What you should do - Write out all of the entries that follow, word for word, but skip the pictures.

########

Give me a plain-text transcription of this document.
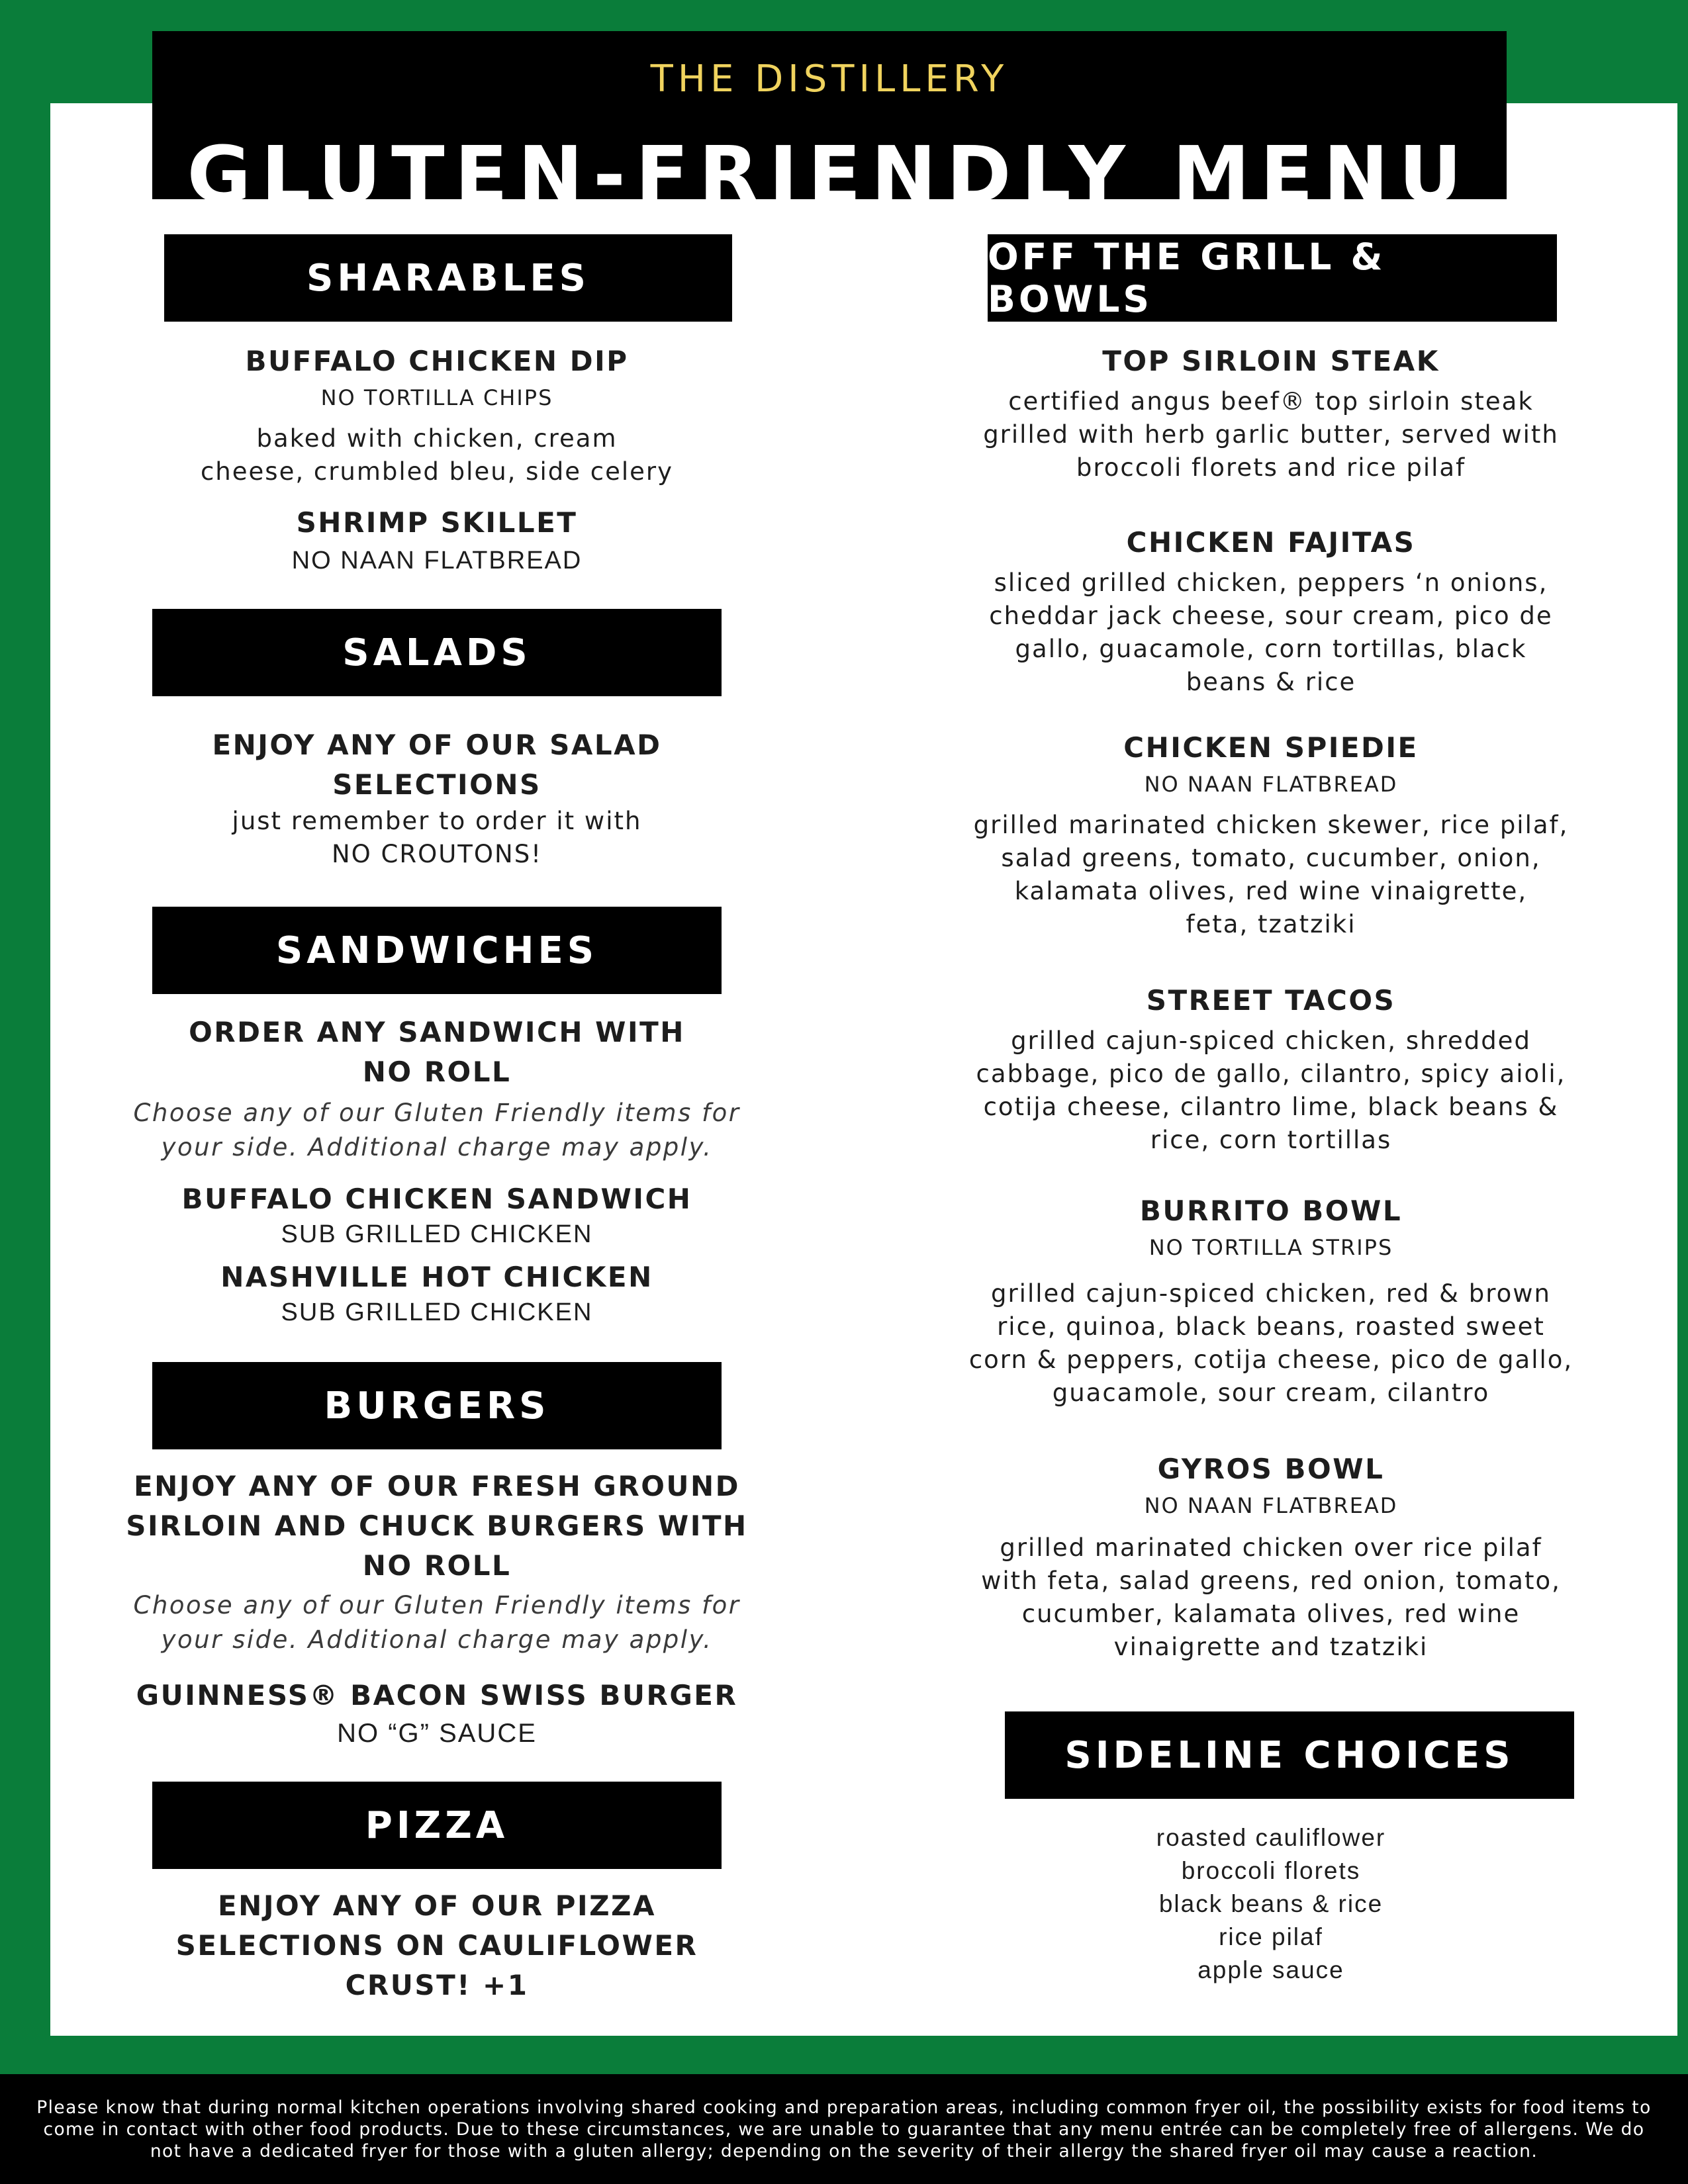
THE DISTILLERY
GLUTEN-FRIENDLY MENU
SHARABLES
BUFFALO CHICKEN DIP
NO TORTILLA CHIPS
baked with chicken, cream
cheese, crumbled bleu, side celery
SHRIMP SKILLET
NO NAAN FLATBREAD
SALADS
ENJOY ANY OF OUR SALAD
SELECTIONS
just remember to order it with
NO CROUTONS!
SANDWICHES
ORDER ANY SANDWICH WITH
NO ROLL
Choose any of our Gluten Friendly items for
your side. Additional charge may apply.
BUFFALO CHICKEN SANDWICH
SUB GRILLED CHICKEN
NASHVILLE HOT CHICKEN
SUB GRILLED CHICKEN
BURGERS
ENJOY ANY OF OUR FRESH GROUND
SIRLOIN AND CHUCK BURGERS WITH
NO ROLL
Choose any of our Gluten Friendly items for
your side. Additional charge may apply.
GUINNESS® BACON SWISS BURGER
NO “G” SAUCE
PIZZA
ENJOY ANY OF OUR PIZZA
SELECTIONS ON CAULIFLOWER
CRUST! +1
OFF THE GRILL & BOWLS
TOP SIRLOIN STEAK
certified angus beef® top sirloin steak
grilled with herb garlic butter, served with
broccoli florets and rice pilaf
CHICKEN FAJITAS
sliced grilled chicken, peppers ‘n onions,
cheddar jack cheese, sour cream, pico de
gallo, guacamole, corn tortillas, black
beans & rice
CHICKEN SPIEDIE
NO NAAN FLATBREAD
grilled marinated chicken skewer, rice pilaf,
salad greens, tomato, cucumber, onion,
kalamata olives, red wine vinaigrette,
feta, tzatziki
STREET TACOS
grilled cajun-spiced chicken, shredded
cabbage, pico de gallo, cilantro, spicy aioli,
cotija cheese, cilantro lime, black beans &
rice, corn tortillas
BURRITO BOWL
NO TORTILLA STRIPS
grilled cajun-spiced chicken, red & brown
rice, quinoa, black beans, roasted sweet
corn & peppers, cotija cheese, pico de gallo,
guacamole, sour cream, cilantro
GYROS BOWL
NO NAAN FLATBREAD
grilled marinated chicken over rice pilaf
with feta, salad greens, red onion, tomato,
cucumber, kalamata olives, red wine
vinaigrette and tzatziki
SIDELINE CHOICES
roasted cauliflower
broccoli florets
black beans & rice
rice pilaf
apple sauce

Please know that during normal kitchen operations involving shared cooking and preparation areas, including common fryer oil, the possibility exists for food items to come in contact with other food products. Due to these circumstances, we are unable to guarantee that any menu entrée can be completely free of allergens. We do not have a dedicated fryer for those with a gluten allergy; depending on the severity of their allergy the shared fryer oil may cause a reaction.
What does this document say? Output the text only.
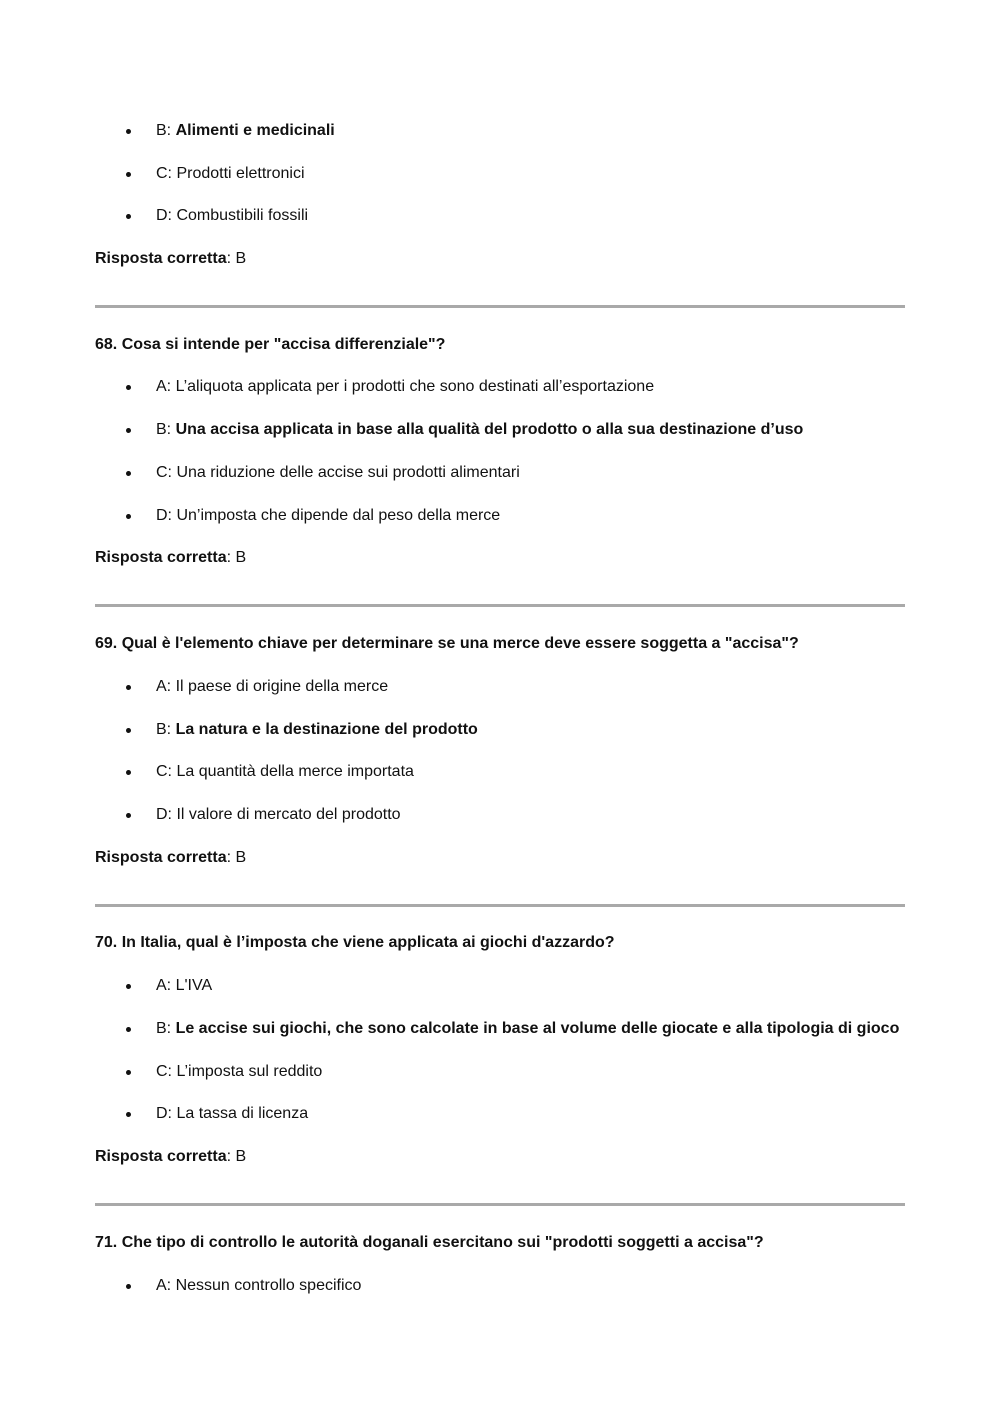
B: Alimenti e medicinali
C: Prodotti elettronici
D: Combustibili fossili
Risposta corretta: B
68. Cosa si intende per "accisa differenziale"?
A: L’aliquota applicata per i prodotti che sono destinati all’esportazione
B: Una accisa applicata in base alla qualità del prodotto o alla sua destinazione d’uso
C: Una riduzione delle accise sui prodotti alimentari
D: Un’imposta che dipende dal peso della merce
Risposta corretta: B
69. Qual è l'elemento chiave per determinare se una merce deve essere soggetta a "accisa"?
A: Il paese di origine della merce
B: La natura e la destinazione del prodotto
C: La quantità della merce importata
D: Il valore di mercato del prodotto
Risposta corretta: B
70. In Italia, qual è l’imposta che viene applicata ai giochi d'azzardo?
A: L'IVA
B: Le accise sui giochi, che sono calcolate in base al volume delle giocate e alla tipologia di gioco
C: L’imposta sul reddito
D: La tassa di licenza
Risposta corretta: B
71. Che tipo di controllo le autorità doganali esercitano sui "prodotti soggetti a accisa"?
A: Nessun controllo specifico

########

Task response -
Give me a plain-text transcription of this document.
THE DISTILLERY
GLUTEN-FRIENDLY MENU
SHARABLES
BUFFALO CHICKEN DIP
NO TORTILLA CHIPS
baked with chicken, cream
cheese, crumbled bleu, side celery
SHRIMP SKILLET
NO NAAN FLATBREAD
SALADS
ENJOY ANY OF OUR SALAD
SELECTIONS
just remember to order it with
NO CROUTONS!
SANDWICHES
ORDER ANY SANDWICH WITH
NO ROLL
Choose any of our Gluten Friendly items for
your side. Additional charge may apply.
BUFFALO CHICKEN SANDWICH
SUB GRILLED CHICKEN
NASHVILLE HOT CHICKEN
SUB GRILLED CHICKEN
BURGERS
ENJOY ANY OF OUR FRESH GROUND
SIRLOIN AND CHUCK BURGERS WITH
NO ROLL
Choose any of our Gluten Friendly items for
your side. Additional charge may apply.
GUINNESS® BACON SWISS BURGER
NO “G” SAUCE
PIZZA
ENJOY ANY OF OUR PIZZA
SELECTIONS ON CAULIFLOWER
CRUST! +1
OFF THE GRILL & BOWLS
TOP SIRLOIN STEAK
certified angus beef® top sirloin steak
grilled with herb garlic butter, served with
broccoli florets and rice pilaf
CHICKEN FAJITAS
sliced grilled chicken, peppers ‘n onions,
cheddar jack cheese, sour cream, pico de
gallo, guacamole, corn tortillas, black
beans & rice
CHICKEN SPIEDIE
NO NAAN FLATBREAD
grilled marinated chicken skewer, rice pilaf,
salad greens, tomato, cucumber, onion,
kalamata olives, red wine vinaigrette,
feta, tzatziki
STREET TACOS
grilled cajun-spiced chicken, shredded
cabbage, pico de gallo, cilantro, spicy aioli,
cotija cheese, cilantro lime, black beans &
rice, corn tortillas
BURRITO BOWL
NO TORTILLA STRIPS
grilled cajun-spiced chicken, red & brown
rice, quinoa, black beans, roasted sweet
corn & peppers, cotija cheese, pico de gallo,
guacamole, sour cream, cilantro
GYROS BOWL
NO NAAN FLATBREAD
grilled marinated chicken over rice pilaf
with feta, salad greens, red onion, tomato,
cucumber, kalamata olives, red wine
vinaigrette and tzatziki
SIDELINE CHOICES
roasted cauliflower
broccoli florets
black beans & rice
rice pilaf
apple sauce

Please know that during normal kitchen operations involving shared cooking and preparation areas, including common fryer oil, the possibility exists for food items to come in contact with other food products. Due to these circumstances, we are unable to guarantee that any menu entrée can be completely free of allergens. We do not have a dedicated fryer for those with a gluten allergy; depending on the severity of their allergy the shared fryer oil may cause a reaction.
What does this document say? Output the text only.
B: Alimenti e medicinali
C: Prodotti elettronici
D: Combustibili fossili
Risposta corretta: B
68. Cosa si intende per "accisa differenziale"?
A: L’aliquota applicata per i prodotti che sono destinati all’esportazione
B: Una accisa applicata in base alla qualità del prodotto o alla sua destinazione d’uso
C: Una riduzione delle accise sui prodotti alimentari
D: Un’imposta che dipende dal peso della merce
Risposta corretta: B
69. Qual è l'elemento chiave per determinare se una merce deve essere soggetta a "accisa"?
A: Il paese di origine della merce
B: La natura e la destinazione del prodotto
C: La quantità della merce importata
D: Il valore di mercato del prodotto
Risposta corretta: B
70. In Italia, qual è l’imposta che viene applicata ai giochi d'azzardo?
A: L'IVA
B: Le accise sui giochi, che sono calcolate in base al volume delle giocate e alla tipologia di gioco
C: L’imposta sul reddito
D: La tassa di licenza
Risposta corretta: B
71. Che tipo di controllo le autorità doganali esercitano sui "prodotti soggetti a accisa"?
A: Nessun controllo specifico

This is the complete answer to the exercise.